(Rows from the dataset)
╭──

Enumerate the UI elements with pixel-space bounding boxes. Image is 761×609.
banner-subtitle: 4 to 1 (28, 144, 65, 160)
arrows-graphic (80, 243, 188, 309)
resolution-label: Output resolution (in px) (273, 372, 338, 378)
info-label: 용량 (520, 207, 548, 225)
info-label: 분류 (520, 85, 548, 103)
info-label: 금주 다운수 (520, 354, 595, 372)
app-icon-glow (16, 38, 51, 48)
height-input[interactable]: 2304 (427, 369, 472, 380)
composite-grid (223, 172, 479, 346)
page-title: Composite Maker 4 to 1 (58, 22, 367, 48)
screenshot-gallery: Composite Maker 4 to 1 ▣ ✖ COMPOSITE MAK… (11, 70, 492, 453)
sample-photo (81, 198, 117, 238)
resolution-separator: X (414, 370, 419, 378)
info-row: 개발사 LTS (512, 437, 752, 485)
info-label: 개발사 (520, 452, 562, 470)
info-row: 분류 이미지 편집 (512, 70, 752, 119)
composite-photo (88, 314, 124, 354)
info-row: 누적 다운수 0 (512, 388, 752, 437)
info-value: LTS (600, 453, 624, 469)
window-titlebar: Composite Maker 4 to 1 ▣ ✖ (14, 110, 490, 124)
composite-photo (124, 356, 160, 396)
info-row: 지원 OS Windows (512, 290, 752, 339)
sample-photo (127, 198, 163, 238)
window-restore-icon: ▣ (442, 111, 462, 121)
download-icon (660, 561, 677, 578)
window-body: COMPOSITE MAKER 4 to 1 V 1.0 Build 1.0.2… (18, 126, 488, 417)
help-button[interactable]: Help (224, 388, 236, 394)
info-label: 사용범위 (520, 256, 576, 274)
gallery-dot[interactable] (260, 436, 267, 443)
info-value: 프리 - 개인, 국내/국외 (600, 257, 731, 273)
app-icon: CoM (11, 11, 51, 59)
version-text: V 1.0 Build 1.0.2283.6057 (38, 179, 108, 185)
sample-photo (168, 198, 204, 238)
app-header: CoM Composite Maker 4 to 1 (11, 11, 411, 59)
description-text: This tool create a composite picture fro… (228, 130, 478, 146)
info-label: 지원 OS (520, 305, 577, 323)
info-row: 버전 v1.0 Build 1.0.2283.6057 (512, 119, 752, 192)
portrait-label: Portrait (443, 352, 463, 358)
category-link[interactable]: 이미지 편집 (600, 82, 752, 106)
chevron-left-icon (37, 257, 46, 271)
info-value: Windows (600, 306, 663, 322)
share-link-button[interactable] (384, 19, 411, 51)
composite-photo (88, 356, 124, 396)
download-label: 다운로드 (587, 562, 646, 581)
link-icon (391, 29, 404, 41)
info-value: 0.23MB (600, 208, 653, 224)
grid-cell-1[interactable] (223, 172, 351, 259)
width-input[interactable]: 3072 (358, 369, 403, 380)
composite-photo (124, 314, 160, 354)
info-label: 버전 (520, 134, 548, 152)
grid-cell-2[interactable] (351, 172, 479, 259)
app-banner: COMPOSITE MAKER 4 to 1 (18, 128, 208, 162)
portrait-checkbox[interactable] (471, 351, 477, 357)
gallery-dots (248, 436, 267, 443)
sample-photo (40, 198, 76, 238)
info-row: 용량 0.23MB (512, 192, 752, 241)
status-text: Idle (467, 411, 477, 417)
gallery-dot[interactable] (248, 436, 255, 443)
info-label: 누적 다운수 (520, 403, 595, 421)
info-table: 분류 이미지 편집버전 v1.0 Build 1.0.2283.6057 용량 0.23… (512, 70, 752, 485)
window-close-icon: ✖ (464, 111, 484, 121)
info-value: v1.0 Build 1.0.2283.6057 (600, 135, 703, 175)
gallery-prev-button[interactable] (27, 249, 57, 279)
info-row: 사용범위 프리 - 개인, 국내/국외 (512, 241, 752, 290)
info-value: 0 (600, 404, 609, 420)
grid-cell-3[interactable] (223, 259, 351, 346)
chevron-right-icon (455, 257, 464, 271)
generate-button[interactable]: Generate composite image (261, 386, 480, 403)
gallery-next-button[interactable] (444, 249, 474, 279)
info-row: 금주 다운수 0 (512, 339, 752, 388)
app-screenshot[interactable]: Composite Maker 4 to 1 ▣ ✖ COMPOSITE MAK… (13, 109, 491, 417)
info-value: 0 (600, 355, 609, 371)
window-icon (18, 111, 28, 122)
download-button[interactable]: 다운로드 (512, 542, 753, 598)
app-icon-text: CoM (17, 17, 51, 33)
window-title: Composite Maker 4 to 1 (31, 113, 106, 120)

╰──

**What is being asked**. Transcribe every one of the lines above without any alteration.

**Task solution**.
Enumerate the UI elements with pixel-space bounding boxes. Image is 761×609.
banner-subtitle: 4 to 1 (28, 144, 65, 160)
arrows-graphic (80, 243, 188, 309)
resolution-label: Output resolution (in px) (273, 372, 338, 378)
info-label: 용량 (520, 207, 548, 225)
info-label: 분류 (520, 85, 548, 103)
info-label: 금주 다운수 (520, 354, 595, 372)
app-icon-glow (16, 38, 51, 48)
height-input[interactable]: 2304 (427, 369, 472, 380)
composite-grid (223, 172, 479, 346)
page-title: Composite Maker 4 to 1 (58, 22, 367, 48)
screenshot-gallery: Composite Maker 4 to 1 ▣ ✖ COMPOSITE MAK… (11, 70, 492, 453)
sample-photo (81, 198, 117, 238)
resolution-separator: X (414, 370, 419, 378)
info-row: 개발사 LTS (512, 437, 752, 485)
info-label: 개발사 (520, 452, 562, 470)
info-row: 분류 이미지 편집 (512, 70, 752, 119)
composite-photo (88, 314, 124, 354)
info-row: 누적 다운수 0 (512, 388, 752, 437)
info-value: LTS (600, 453, 624, 469)
window-titlebar: Composite Maker 4 to 1 ▣ ✖ (14, 110, 490, 124)
composite-photo (124, 356, 160, 396)
info-row: 지원 OS Windows (512, 290, 752, 339)
sample-photo (127, 198, 163, 238)
window-restore-icon: ▣ (442, 111, 462, 121)
download-icon (660, 561, 677, 578)
window-body: COMPOSITE MAKER 4 to 1 V 1.0 Build 1.0.2… (18, 126, 488, 417)
help-button[interactable]: Help (224, 388, 236, 394)
info-label: 사용범위 (520, 256, 576, 274)
gallery-dot[interactable] (260, 436, 267, 443)
info-value: 프리 - 개인, 국내/국외 (600, 257, 731, 273)
app-icon: CoM (11, 11, 51, 59)
version-text: V 1.0 Build 1.0.2283.6057 (38, 179, 108, 185)
sample-photo (168, 198, 204, 238)
app-header: CoM Composite Maker 4 to 1 (11, 11, 411, 59)
description-text: This tool create a composite picture fro… (228, 130, 478, 146)
info-label: 지원 OS (520, 305, 577, 323)
info-row: 버전 v1.0 Build 1.0.2283.6057 (512, 119, 752, 192)
portrait-label: Portrait (443, 352, 463, 358)
category-link[interactable]: 이미지 편집 (600, 82, 752, 106)
chevron-left-icon (37, 257, 46, 271)
info-value: Windows (600, 306, 663, 322)
share-link-button[interactable] (384, 19, 411, 51)
composite-photo (88, 356, 124, 396)
download-label: 다운로드 (587, 562, 646, 581)
link-icon (391, 29, 404, 41)
info-value: 0.23MB (600, 208, 653, 224)
grid-cell-1[interactable] (223, 172, 351, 259)
width-input[interactable]: 3072 (358, 369, 403, 380)
composite-photo (124, 314, 160, 354)
info-label: 버전 (520, 134, 548, 152)
grid-cell-2[interactable] (351, 172, 479, 259)
app-banner: COMPOSITE MAKER 4 to 1 (18, 128, 208, 162)
portrait-checkbox[interactable] (471, 351, 477, 357)
gallery-dots (248, 436, 267, 443)
sample-photo (40, 198, 76, 238)
info-row: 용량 0.23MB (512, 192, 752, 241)
status-text: Idle (467, 411, 477, 417)
gallery-dot[interactable] (248, 436, 255, 443)
info-label: 누적 다운수 (520, 403, 595, 421)
info-table: 분류 이미지 편집버전 v1.0 Build 1.0.2283.6057 용량 0.23… (512, 70, 752, 485)
window-close-icon: ✖ (464, 111, 484, 121)
info-value: v1.0 Build 1.0.2283.6057 (600, 135, 703, 175)
gallery-prev-button[interactable] (27, 249, 57, 279)
info-row: 사용범위 프리 - 개인, 국내/국외 (512, 241, 752, 290)
info-value: 0 (600, 404, 609, 420)
grid-cell-3[interactable] (223, 259, 351, 346)
chevron-right-icon (455, 257, 464, 271)
generate-button[interactable]: Generate composite image (261, 386, 480, 403)
gallery-next-button[interactable] (444, 249, 474, 279)
info-row: 금주 다운수 0 (512, 339, 752, 388)
app-screenshot[interactable]: Composite Maker 4 to 1 ▣ ✖ COMPOSITE MAK… (13, 109, 491, 417)
info-value: 0 (600, 355, 609, 371)
window-icon (18, 111, 28, 122)
download-button[interactable]: 다운로드 (512, 542, 753, 598)
app-icon-text: CoM (17, 17, 51, 33)
window-title: Composite Maker 4 to 1 (31, 113, 106, 120)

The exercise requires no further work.